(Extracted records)
========================================

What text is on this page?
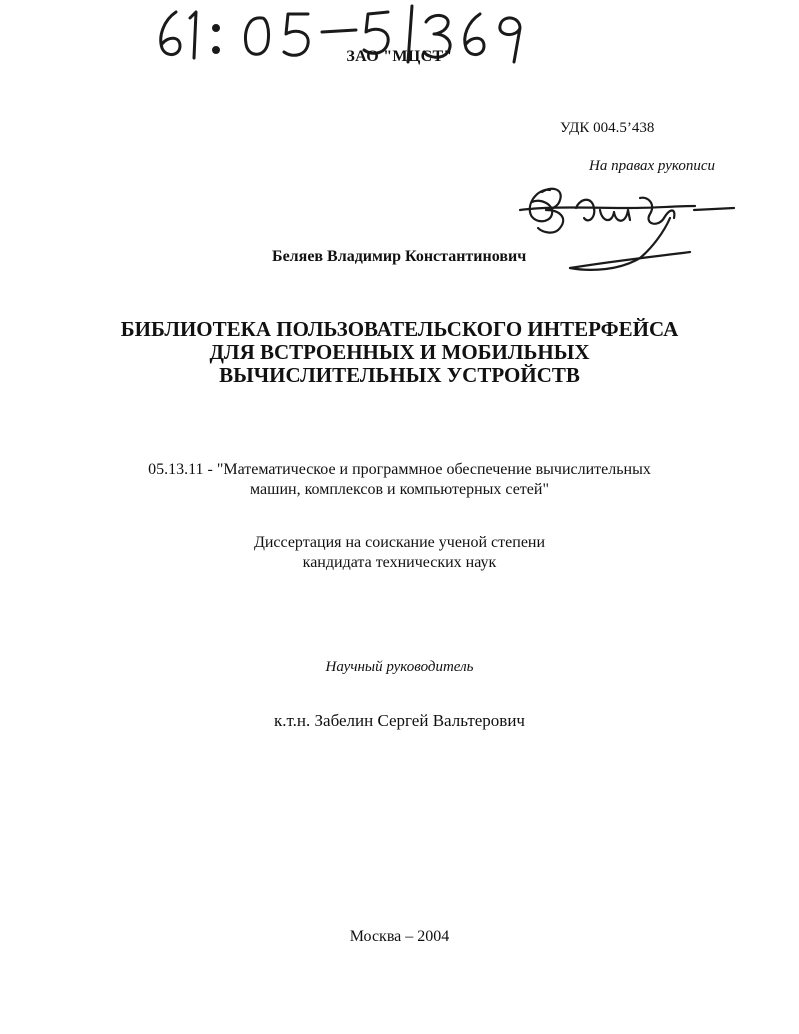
ЗАО "МЦСТ"
УДК 004.5’438
На правах рукописи
Беляев Владимир Константинович
БИБЛИОТЕКА ПОЛЬЗОВАТЕЛЬСКОГО ИНТЕРФЕЙСА
ДЛЯ ВСТРОЕННЫХ И МОБИЛЬНЫХ
ВЫЧИСЛИТЕЛЬНЫХ УСТРОЙСТВ
05.13.11 - "Математическое и программное обеспечение вычислительных
машин, комплексов и компьютерных сетей"
Диссертация на соискание ученой степени
кандидата технических наук
Научный руководитель
к.т.н. Забелин Сергей Вальтерович
Москва – 2004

========================================

Can the entries above be repeated exactly, without their pictures?

What text is on this page?
ЗАО "МЦСТ"
УДК 004.5’438
На правах рукописи
Беляев Владимир Константинович
БИБЛИОТЕКА ПОЛЬЗОВАТЕЛЬСКОГО ИНТЕРФЕЙСА
ДЛЯ ВСТРОЕННЫХ И МОБИЛЬНЫХ
ВЫЧИСЛИТЕЛЬНЫХ УСТРОЙСТВ
05.13.11 - "Математическое и программное обеспечение вычислительных
машин, комплексов и компьютерных сетей"
Диссертация на соискание ученой степени
кандидата технических наук
Научный руководитель
к.т.н. Забелин Сергей Вальтерович
Москва – 2004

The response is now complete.